● **Document section**
— start —

Tag Archives: Xbox 360

Best of 2009 #4: Street Fighter IV

“Oh my god. This is the shit.”

That summation, taken from a friend – a huge Street Fighter II fan – after his first few silent moments with Street Fighter IV, pretty much captures how I think most fighting fans felt when they got their hands on it. Street Fighter III was great, but it was such a step away that it was always going to be difficult to love quite as much.

Capcom, seemingly, knew this when it came to doing the sequel thing over again. This wasn’t Street Fighter III, and it certainly wasn’t Street Fighter EX; this was Street Fighter II’s successor.

It’s quite simply a magnificent fighting game. While its competitors, which have been more active over the past few years, have built dauntingly huge character rosters with moves lists the length of a toilet roll and more and more realistic visuals, Capcom eschewed such nonsense and took a pleasingly retro tack with this, and it was a big part of what I loved about it. A cherry-picked line-up with some largely inoffensive new additions – I don’t count Seth there, obviously – and moves list that fit on a single screen not only made complete mastery both tempting and feasible, but also brought back that old-school chess feeling, where your small pool of resources is well balanced and every character can beat every other one; you just have to work out how.

It was the only game that enchanted me into spending over £100 on a controller – not for Activision’s lack of trying – and I’ll probably be buying Super Street Fighter IV in a few months if that gets the old crowd in for another round. Capcom did a phenomenal job of actually following up Street Fighter II while keeping the essence and making it feel modern, and so here’s my recognition of that massive achievement.

Best of 2009 #5: Shadow Complex

If there was one genre that I didn’t expect to see making a high-profile resurgence this year, and from Epic of all studios, it was Metroidvania. With Metroid having gone all first-person and Castlevania not taking no for an answer in its attempts to be the new God of War, the two standard bearers seemed to have abandoned it. Indeed, we didn’t even know this existed until E3, which made the surprise of how bloody good it was all the more pleasurable.

Given that there’s not a lot of pedigree for these kinds of games around any more, it’s all the more remarkable. A first attempt, on an engine more used to high-budget shooters – I believe part of Epic’s plan when picking up this title was to showcase Unreal Engine 3’s surprising versatility – and they created a game that I’d certainly put up there with the best in the genre.

— end —

● **Parts of the exercise**
1) Answer from the Best of 2009 reviews:
(a) What did Street Fighter IV lead the writer to spend over £100 on?
(b) When did the writer first learn that Shadow Complex existed?
(c) Which engine was Shadow Complex built on?
2) Continue the Best of 2009 game reviews from the point where they stop.

● **Stored rows**
— start —

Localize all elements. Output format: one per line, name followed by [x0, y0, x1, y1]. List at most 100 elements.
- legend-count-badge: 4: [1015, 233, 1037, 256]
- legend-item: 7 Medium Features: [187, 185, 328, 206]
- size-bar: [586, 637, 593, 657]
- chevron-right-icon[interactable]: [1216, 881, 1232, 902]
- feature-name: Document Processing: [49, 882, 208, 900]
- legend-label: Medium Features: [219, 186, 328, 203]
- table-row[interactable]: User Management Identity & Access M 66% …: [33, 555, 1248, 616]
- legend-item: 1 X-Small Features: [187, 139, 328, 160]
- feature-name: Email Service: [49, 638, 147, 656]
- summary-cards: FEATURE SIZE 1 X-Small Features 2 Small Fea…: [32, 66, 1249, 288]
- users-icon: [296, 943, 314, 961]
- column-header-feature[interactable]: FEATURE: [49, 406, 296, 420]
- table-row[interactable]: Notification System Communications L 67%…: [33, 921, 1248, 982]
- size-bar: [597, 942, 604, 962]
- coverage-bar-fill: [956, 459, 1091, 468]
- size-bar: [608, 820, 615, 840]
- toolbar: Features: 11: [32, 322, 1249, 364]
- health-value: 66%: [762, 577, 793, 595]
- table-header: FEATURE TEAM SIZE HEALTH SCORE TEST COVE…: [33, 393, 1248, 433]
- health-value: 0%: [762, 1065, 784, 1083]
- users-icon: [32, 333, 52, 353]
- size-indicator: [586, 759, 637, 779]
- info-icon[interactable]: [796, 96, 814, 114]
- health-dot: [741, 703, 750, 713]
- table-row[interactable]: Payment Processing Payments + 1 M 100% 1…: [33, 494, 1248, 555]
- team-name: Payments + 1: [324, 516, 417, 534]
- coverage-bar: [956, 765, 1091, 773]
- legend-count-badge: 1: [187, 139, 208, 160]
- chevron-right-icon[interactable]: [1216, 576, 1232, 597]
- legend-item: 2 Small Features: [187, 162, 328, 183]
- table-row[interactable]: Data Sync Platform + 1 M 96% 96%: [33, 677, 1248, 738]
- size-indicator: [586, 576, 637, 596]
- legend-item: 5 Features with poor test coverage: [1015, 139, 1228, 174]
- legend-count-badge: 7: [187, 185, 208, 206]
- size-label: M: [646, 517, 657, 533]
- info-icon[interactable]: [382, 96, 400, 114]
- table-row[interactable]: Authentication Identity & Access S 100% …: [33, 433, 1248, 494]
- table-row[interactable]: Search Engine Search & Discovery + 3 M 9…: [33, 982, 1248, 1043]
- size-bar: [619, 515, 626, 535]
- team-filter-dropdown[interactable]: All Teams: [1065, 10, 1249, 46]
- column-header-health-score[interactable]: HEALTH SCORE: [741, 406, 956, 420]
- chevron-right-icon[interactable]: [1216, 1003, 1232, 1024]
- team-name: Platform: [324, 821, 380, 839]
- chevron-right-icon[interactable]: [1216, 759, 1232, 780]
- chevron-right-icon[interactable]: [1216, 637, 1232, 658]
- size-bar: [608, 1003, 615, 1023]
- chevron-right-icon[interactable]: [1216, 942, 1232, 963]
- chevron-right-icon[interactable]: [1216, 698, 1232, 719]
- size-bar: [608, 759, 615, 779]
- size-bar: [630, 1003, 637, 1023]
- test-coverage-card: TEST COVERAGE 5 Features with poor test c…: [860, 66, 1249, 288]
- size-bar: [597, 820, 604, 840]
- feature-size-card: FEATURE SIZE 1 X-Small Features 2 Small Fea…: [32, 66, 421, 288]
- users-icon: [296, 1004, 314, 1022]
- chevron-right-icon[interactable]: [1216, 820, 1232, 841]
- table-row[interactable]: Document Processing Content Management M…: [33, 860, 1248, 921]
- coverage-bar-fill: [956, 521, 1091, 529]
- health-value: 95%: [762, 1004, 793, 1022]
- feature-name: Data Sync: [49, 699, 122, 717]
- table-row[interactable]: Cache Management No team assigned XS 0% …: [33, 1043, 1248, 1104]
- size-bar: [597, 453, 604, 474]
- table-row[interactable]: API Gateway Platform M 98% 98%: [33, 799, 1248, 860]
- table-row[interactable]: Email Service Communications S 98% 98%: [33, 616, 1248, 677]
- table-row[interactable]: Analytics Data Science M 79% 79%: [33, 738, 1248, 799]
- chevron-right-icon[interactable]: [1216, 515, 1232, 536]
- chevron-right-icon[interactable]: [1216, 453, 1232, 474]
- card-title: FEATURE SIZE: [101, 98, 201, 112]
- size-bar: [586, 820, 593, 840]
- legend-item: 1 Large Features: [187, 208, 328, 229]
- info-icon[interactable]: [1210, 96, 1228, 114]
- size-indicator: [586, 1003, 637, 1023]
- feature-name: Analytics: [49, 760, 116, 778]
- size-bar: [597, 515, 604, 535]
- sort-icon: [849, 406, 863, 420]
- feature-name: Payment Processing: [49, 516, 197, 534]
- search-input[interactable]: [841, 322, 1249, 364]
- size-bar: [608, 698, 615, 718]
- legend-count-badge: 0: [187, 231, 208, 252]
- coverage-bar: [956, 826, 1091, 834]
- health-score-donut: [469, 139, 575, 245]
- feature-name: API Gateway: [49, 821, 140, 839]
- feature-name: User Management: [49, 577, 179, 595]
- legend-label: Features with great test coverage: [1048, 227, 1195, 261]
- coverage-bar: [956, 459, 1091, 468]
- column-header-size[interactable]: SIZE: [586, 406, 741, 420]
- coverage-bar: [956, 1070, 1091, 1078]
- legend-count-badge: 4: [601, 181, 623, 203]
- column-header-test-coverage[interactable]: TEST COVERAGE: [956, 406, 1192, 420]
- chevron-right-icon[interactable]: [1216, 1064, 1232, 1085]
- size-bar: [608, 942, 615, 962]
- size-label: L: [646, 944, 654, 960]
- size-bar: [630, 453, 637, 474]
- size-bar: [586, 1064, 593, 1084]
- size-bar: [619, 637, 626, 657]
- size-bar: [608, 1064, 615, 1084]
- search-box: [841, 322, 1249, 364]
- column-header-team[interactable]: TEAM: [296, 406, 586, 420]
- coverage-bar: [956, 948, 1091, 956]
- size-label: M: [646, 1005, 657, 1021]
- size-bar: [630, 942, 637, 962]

— end —

● **The answers**
1)
(a) A controller.
(b) At E3.
(c) Unreal Engine 3.

2)
It impressed me with how well the engine adapted, and a few kinks with the three-dimensional aiming aside, the technology only enhanced it, with some extremely impressive set pieces and sweeping changes to environments that just wouldn’t be possible on last-gen or wholly 2D engines. And even though it undeniably followed the genre template down to the smallest detail – really, the fact that you start from scratch rather than losing your all-powerful character’s weapons and abilities after the prologue is the only difference between this and Symphony of the Night and Super Metroid, structurally speaking.

I loved Shadow Complex, and it kept me going right to the brink of finding absolutely everything, where only a few irritating secrets remain. So with this and Battlefield 1943 showing that new takes on classic concepts works just as well as twin-stick shooters on Live Arcade, let’s hope that 2010 brings us more of that. I’d love to see some of my favourite long-dead 16-bit era gaming styles making a return.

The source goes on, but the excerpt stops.